* CONSEGNA DI LAVORO
Aggiorna il testo sull'Inarpa da "Per gli allevatori" a "crescita stagionale dell’erba.", sostituendo "transumanza" con "migrazione stagionale".

Inarpa: quando l’estate sale in montagna
Ogni anno, tra la fine della primavera e l’inizio dell’estate, le mandrie valdostane risalgono verso gli alpeggi in un movimento antico chiamato Inarpa.
Per gli allevatori è l’inizio della stagione d’alpeggio. Per gli animali, il ritorno ai prati ricchi di essenze spontanee che caratterizzano la montagna alpina. Per chi osserva questo lento trasferimento lungo sentieri e strade di montagna è il segno che l’estate è davvero arrivata.
L’Inarpa rappresenta la fase ascendente della transumanza, una pratica che per secoli ha scandito la vita delle comunità alpine. Bovini e caprini vengono condotti verso pascoli sempre più elevati seguendo la crescita stagionale dell’erba.

La salita verso gli alpeggi non risponde soltanto a una tradizione. Con l’aumentare delle temperature, i prati di quota offrono un’alimentazione diversa rispetto a quella disponibile nel fondovalle. Accanto alle graminacee crescono trifoglio alpino, trifoglio bianco, ginestrino, piantaggine, dente di leone, alchemilla e numerose altre specie che contribuiscono alla ricchezza botanica delle praterie alpine.
Questo cambiamento si riflette anche nel latte. Non tutte queste piante trasferiscono direttamente il proprio aroma al formaggio, ma influenzano la composizione del latte e il profilo aromatico delle produzioni casearie.
L’alpeggio
L’alpeggio non produce soltanto latte e formaggi. La presenza degli animali contribuisce a mantenere aperti i pascoli, limitando l’avanzata di arbusti e bosco e preservando quei prati che da secoli caratterizzano il paesaggio.

La stagione dell’alpeggio coincide anche con uno dei momenti più importanti per la produzione casearia valdostana. Sebbene le DOP regionali siano soltanto due, la Fontina e il Fromadzo, la varietà dei formaggi prodotti in Valle d’Aosta è molto più ampia.
Nei negozi e nelle cooperative del fondovalle, dove confluisce il lavoro svolto negli alpeggi durante l’estate, è possibile trovare Bleu d’Aoste, Reblec, Toma di Gressoney, gorgonzola di capra, numerose tome di valle e una grande varietà di formaggi affinati e stagionati in quota.
I formaggi d’alpeggio rappresentano una delle espressioni più dirette della stagione estiva: il risultato di latte prodotto durante i mesi di pascolo e di aromi speciali catturati nei prati.
Oggi, però, la vita d’alpeggio è molto diversa da quella raccontata nelle immagini bucoliche. La giornata può iniziare alle 4.30 del mattino con la mungitura, spesso ancora eseguita a mano in alcune realtà. Poi bisogna portare gli animali al pascolo, controllare recinti e abbeveratoi, gestire il caseificio e mungere nuovamente la sera.
A fine giornata resta il tempo per una cena frugale e qualche ora di sonno. Il giorno successivo si ricomincia. Per questo motivo il ricambio generazionale rappresenta una delle principali sfide dell’allevamento di montagna: accanto a giovani che scelgono consapevolmente questa vita, sempre meno persone sono disposte ad accettarne i ritmi e le rinunce.
L’Inarpa continua ancora oggi a ripetersi ogni estate, lontano dai riflettori e dalle brochure turistiche.
Se un giorno gli alpeggi dovessero scomparire, non perderemmo soltanto un paesaggio. Sparirebbero anche quei formaggi che ancora oggi raccontano la natura delle montagne valdostane.

* DATI IN ESAME
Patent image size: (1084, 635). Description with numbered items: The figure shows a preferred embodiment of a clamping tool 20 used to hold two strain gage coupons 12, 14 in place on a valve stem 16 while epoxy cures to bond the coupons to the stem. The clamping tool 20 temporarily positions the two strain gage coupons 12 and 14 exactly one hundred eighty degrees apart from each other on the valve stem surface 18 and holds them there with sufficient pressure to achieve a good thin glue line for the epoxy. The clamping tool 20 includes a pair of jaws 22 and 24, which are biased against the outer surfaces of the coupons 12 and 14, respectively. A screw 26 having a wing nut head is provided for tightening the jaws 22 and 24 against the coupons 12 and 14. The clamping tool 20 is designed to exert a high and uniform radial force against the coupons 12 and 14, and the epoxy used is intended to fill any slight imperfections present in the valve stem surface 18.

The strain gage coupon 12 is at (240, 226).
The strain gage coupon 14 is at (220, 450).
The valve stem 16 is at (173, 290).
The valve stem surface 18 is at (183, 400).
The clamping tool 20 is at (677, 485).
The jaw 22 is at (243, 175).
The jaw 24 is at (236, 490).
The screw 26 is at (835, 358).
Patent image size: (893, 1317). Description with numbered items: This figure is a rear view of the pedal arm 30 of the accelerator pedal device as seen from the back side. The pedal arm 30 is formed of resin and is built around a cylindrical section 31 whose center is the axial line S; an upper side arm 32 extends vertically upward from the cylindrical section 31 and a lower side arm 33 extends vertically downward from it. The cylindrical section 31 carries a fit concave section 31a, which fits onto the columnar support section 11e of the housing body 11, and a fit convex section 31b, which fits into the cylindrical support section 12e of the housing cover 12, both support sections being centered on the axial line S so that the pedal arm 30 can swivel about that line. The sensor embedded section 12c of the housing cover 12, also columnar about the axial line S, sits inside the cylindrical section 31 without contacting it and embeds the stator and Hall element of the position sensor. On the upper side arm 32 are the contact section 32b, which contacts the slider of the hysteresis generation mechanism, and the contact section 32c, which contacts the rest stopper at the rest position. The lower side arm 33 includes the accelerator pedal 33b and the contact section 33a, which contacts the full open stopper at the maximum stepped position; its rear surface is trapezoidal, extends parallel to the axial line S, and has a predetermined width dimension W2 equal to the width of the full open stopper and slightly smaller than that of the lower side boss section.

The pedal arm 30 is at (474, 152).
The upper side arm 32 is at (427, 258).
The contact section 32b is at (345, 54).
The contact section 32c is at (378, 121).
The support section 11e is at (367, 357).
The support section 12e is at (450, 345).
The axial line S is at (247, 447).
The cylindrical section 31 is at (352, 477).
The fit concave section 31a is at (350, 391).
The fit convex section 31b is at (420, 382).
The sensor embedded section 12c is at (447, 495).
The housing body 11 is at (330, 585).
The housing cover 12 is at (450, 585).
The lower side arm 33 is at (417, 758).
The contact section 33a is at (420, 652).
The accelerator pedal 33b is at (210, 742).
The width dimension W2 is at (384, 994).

* RISULTATO
Per gli allevatori è l’inizio della stagione d’alpeggio. Per gli animali, il ritorno ai prati ricchi di essenze spontanee che caratterizzano la montagna alpina. Per chi osserva questo lento trasferimento lungo sentieri e strade di montagna è il segno che l’estate è davvero arrivata.
L’Inarpa rappresenta la fase ascendente della migrazione stagionale, una pratica che per secoli ha scandito la vita delle comunità alpine. Bovini e caprini vengono condotti verso pascoli sempre più elevati seguendo la crescita stagionale dell’erba.